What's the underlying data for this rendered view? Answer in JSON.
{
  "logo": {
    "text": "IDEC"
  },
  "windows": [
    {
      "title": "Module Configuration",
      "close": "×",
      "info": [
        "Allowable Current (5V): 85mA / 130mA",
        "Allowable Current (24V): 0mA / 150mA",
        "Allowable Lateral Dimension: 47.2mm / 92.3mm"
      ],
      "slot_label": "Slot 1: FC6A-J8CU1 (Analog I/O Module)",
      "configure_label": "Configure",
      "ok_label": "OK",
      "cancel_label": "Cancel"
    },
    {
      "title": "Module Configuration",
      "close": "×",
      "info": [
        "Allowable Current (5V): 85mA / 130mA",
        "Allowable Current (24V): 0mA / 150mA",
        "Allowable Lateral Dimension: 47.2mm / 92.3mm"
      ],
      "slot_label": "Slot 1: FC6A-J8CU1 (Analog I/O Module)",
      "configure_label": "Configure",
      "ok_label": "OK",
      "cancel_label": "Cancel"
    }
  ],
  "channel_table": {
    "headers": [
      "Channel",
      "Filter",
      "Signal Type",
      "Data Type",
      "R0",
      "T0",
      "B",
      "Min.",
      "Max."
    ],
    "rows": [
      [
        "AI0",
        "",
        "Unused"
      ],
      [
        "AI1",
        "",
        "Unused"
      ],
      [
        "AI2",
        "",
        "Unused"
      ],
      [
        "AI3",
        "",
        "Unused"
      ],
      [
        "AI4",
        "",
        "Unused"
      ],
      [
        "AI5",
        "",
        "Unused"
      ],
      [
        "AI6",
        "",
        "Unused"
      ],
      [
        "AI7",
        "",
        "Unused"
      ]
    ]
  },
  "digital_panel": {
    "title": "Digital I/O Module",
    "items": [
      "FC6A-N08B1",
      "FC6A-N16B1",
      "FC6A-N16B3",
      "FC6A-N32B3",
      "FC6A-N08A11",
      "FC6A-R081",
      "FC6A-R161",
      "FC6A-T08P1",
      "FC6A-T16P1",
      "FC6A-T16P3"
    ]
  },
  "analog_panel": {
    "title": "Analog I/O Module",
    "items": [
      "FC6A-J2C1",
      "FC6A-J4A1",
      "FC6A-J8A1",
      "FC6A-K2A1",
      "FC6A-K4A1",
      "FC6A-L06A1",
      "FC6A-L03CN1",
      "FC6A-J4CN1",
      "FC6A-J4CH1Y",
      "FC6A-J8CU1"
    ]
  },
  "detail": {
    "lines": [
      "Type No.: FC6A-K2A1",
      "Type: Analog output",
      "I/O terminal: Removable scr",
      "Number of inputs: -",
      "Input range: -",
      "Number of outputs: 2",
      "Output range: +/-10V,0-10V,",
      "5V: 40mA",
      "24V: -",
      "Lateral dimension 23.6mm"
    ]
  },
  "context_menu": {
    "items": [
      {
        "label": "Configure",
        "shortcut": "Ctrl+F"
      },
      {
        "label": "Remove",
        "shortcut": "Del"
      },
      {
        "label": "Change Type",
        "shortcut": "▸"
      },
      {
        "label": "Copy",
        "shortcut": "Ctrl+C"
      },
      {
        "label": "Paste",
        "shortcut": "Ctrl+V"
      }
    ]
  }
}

- _BRIEF_: Check each line of the records above for the string "title", and report every line that has it.

- _ANSWER FOR THE TASK_:
      "title": "Module Configuration",
      "title": "Module Configuration",
    "title": "Digital I/O Module",
    "title": "Analog I/O Module",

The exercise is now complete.